What you should do:
Within the listing below, locate all lines containing the word "thru". Copy each one.

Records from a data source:
/---
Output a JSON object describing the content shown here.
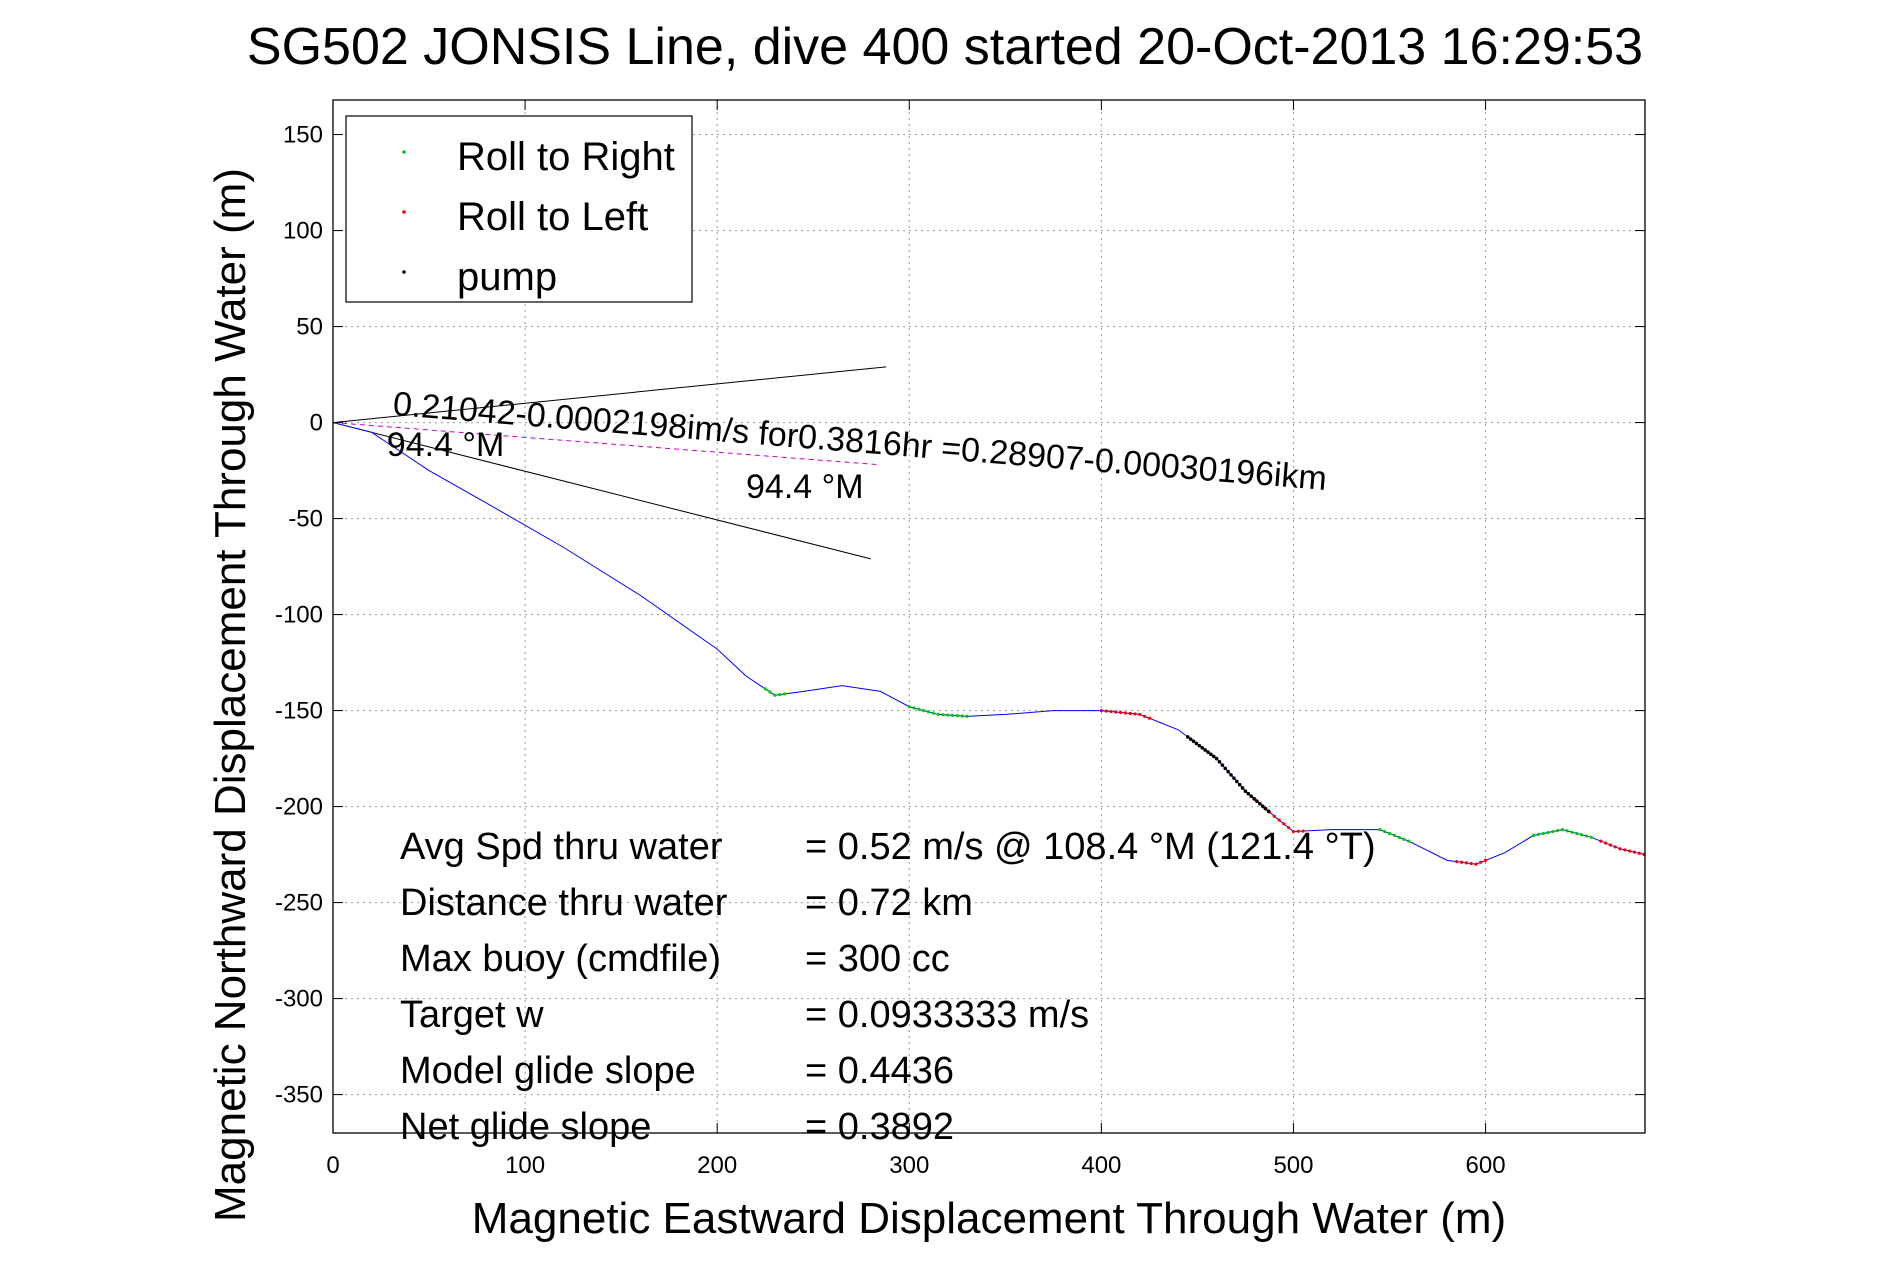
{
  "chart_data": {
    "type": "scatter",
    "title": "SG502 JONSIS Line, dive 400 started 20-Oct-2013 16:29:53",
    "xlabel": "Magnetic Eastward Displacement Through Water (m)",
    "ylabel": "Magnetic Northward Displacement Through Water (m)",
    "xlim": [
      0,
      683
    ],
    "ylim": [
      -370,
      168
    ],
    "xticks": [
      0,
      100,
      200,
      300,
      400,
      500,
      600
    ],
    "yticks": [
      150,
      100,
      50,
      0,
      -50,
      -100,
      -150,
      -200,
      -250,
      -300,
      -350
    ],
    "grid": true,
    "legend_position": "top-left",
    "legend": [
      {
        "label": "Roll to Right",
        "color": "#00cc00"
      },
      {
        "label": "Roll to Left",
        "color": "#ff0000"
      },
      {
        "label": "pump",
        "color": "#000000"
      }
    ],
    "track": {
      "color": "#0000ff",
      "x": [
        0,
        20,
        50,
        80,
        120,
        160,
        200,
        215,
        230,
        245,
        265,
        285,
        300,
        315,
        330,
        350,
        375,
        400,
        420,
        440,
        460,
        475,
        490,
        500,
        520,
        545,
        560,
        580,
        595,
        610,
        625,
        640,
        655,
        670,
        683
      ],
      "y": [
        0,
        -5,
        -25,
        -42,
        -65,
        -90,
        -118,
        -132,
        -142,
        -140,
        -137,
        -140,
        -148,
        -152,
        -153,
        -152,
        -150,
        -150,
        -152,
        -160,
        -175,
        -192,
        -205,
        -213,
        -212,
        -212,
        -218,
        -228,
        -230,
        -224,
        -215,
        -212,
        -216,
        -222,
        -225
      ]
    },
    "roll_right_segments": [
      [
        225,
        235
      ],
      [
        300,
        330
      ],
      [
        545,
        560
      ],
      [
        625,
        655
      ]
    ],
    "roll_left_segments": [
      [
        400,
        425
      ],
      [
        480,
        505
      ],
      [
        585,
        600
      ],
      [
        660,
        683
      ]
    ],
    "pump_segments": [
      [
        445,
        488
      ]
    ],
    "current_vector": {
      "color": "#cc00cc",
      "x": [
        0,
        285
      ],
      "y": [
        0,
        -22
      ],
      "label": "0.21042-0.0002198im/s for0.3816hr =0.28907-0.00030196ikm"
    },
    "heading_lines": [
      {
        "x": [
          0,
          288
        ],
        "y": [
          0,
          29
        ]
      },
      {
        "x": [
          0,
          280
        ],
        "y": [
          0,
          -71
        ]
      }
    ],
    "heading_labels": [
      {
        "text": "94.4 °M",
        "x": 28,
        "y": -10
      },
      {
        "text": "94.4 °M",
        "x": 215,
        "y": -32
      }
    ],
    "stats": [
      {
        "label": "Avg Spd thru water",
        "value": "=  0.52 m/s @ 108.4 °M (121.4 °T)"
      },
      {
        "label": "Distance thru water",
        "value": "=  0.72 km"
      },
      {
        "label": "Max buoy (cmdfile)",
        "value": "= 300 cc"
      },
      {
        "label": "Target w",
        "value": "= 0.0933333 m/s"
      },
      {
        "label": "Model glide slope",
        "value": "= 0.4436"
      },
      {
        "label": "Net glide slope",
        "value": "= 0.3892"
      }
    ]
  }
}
\---
/---
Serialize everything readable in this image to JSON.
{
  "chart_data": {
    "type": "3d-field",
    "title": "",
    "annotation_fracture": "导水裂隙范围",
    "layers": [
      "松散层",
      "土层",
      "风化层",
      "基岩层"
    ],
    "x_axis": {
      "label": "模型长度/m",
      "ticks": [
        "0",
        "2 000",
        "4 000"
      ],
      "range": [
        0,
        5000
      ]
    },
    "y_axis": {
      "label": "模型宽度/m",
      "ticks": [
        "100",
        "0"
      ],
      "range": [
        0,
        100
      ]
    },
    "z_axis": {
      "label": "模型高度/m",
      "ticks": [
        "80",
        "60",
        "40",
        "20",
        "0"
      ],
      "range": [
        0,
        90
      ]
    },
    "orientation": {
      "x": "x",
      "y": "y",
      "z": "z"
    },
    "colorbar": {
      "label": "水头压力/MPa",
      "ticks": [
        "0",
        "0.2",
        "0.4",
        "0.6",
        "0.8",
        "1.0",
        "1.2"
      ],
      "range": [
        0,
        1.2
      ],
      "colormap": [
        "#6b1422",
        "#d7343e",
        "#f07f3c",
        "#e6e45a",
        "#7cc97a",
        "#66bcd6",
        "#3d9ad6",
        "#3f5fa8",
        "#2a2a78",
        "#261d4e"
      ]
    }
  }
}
\---
Complete output:
        "label": "Avg Spd thru water",
        "label": "Distance thru water",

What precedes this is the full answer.